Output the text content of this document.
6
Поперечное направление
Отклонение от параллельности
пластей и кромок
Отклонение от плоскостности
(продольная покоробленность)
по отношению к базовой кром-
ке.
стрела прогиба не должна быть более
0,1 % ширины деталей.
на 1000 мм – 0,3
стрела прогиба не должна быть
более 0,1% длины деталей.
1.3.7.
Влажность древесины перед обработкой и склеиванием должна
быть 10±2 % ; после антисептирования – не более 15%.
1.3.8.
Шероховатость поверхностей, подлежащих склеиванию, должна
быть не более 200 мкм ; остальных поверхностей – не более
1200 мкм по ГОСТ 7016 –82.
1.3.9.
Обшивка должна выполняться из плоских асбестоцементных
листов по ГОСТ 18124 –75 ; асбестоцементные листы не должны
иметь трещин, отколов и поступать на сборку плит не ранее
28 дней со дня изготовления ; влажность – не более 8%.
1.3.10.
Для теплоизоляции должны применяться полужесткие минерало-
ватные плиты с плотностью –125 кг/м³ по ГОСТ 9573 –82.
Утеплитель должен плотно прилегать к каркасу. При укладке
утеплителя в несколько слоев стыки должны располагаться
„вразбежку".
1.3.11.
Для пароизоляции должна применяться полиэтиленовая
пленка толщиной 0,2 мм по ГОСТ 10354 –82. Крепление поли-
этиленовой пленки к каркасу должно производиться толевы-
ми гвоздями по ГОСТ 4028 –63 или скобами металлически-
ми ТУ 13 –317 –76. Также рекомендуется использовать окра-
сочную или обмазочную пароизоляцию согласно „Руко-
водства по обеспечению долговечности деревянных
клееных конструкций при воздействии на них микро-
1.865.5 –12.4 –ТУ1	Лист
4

______

▶ [Problem statement] Report each line in the preceding entries that holds the string "ГОСТ".

▶ [Correct output]
1200 мкм по ГОСТ 7016 –82.
листов по ГОСТ 18124 –75 ; асбестоцементные листы не должны
ватные плиты с плотностью –125 кг/м³ по ГОСТ 9573 –82.
пленка толщиной 0,2 мм по ГОСТ 10354 –82. Крепление поли-
ми гвоздями по ГОСТ 4028 –63 или скобами металлически-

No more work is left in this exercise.